● **TASK PROMPT**
Return lines from the start of the records through the line containing "row-mid-count: 3 <box>324 714 336 735</box>", copied verbatim with both ends included.

— Start RECORDS FOR PROCESSING —

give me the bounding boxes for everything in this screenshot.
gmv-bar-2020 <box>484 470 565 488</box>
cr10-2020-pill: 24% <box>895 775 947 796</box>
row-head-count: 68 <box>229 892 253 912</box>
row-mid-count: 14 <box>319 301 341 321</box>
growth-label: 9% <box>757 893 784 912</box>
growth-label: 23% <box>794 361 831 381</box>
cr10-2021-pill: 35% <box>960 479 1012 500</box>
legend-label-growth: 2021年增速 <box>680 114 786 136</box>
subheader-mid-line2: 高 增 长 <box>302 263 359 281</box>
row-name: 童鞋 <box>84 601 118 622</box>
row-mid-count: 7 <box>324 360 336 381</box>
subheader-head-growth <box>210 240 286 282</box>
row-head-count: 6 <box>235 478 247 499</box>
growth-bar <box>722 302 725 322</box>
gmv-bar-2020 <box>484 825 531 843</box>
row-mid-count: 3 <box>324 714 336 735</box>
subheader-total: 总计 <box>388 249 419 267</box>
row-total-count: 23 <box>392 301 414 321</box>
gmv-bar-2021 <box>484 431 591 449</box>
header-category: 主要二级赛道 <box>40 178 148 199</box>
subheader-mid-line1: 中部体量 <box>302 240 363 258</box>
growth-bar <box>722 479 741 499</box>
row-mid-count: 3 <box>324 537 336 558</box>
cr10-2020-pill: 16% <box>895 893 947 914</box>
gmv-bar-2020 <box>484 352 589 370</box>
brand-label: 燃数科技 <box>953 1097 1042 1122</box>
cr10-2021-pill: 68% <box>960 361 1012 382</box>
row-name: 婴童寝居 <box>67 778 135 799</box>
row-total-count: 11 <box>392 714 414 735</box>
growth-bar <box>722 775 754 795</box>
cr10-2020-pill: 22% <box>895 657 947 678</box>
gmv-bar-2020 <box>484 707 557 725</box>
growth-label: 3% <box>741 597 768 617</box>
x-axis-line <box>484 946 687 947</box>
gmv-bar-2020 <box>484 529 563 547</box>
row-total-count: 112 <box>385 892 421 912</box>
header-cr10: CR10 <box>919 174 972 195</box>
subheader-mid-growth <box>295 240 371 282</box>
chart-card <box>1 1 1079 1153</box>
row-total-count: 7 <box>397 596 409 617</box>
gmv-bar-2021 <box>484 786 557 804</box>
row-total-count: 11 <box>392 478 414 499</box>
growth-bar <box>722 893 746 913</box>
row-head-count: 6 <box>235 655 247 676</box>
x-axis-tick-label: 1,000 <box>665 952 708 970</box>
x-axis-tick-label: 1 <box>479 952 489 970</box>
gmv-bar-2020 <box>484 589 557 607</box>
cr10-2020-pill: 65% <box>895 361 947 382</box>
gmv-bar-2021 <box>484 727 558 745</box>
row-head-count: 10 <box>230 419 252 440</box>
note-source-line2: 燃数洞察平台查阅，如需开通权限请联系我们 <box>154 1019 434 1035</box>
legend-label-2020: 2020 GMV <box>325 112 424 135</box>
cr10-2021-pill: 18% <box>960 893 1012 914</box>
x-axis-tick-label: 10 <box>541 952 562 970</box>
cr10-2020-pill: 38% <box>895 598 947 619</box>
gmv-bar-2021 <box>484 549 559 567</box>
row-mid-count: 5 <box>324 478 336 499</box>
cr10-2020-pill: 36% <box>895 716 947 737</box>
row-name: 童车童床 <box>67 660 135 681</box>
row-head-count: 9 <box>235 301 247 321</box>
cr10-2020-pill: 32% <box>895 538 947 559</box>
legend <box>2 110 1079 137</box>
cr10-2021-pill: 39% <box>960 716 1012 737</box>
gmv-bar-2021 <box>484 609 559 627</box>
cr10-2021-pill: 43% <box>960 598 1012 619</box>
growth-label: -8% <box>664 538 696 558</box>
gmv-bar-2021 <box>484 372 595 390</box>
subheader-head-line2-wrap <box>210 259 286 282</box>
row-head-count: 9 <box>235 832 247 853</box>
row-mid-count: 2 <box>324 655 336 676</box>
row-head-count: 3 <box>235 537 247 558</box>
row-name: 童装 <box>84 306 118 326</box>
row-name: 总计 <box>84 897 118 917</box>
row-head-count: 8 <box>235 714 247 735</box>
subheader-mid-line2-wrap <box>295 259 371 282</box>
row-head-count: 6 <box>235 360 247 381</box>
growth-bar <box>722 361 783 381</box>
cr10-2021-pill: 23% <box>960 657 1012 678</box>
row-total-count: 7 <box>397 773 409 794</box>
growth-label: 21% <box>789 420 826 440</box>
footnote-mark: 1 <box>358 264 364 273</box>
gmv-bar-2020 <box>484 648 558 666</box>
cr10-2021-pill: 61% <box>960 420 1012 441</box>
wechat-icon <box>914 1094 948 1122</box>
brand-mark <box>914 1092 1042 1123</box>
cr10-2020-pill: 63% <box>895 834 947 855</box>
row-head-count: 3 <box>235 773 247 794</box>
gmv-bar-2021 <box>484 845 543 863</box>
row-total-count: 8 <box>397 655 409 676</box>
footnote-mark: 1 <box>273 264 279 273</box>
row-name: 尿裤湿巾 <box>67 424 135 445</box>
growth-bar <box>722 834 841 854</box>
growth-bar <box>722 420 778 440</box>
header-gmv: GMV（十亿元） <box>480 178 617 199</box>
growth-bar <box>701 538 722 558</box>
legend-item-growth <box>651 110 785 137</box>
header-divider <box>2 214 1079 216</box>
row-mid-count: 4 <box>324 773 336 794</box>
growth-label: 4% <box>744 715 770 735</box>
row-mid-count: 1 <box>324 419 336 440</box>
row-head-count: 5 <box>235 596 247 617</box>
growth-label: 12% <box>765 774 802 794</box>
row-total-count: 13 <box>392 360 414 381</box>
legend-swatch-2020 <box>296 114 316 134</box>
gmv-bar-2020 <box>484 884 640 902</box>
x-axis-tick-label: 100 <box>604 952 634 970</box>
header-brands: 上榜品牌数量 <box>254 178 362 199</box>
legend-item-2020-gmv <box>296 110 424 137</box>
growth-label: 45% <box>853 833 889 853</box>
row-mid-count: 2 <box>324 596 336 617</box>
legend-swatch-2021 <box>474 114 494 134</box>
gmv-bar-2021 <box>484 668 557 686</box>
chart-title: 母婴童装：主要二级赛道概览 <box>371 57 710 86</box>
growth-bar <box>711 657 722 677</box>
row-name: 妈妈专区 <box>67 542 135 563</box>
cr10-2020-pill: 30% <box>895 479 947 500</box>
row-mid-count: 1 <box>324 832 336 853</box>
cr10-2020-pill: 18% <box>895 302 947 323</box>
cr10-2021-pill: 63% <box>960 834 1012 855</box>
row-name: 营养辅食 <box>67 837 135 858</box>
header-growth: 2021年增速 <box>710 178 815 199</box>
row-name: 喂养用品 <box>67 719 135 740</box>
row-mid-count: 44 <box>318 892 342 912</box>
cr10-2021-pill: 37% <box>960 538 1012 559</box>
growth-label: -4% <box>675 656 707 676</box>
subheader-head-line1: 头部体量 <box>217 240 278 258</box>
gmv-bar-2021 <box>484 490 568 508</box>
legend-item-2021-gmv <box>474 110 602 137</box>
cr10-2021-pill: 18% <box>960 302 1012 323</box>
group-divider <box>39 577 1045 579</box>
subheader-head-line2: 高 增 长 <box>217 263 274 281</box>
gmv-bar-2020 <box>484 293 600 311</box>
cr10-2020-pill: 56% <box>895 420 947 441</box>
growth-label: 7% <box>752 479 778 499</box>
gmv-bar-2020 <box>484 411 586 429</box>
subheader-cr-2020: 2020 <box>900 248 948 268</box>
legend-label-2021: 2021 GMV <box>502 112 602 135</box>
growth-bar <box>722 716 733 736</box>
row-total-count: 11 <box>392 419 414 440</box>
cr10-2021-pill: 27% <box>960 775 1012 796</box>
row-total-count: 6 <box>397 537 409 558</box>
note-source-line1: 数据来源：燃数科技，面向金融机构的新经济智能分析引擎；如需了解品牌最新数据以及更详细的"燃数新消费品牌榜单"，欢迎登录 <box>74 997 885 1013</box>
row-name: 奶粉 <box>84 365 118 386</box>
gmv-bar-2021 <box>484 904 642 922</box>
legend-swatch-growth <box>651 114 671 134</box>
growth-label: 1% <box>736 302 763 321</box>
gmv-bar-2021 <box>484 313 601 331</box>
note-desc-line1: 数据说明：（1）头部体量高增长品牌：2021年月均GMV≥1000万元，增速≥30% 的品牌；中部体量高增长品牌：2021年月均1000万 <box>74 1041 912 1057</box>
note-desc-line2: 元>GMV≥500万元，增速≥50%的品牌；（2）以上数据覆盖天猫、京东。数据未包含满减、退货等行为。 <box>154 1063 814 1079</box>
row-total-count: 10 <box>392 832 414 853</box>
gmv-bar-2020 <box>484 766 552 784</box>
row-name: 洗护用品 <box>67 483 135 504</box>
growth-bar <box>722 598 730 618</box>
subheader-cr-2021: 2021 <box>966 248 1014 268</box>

— End RECORDS FOR PROCESSING —

● **CORRECT OUTPUT**
give me the bounding boxes for everything in this screenshot.
gmv-bar-2020 <box>484 470 565 488</box>
cr10-2020-pill: 24% <box>895 775 947 796</box>
row-head-count: 68 <box>229 892 253 912</box>
row-mid-count: 14 <box>319 301 341 321</box>
growth-label: 9% <box>757 893 784 912</box>
growth-label: 23% <box>794 361 831 381</box>
cr10-2021-pill: 35% <box>960 479 1012 500</box>
legend-label-growth: 2021年增速 <box>680 114 786 136</box>
subheader-mid-line2: 高 增 长 <box>302 263 359 281</box>
row-name: 童鞋 <box>84 601 118 622</box>
row-mid-count: 7 <box>324 360 336 381</box>
subheader-head-growth <box>210 240 286 282</box>
row-head-count: 6 <box>235 478 247 499</box>
growth-bar <box>722 302 725 322</box>
gmv-bar-2020 <box>484 825 531 843</box>
row-mid-count: 3 <box>324 714 336 735</box>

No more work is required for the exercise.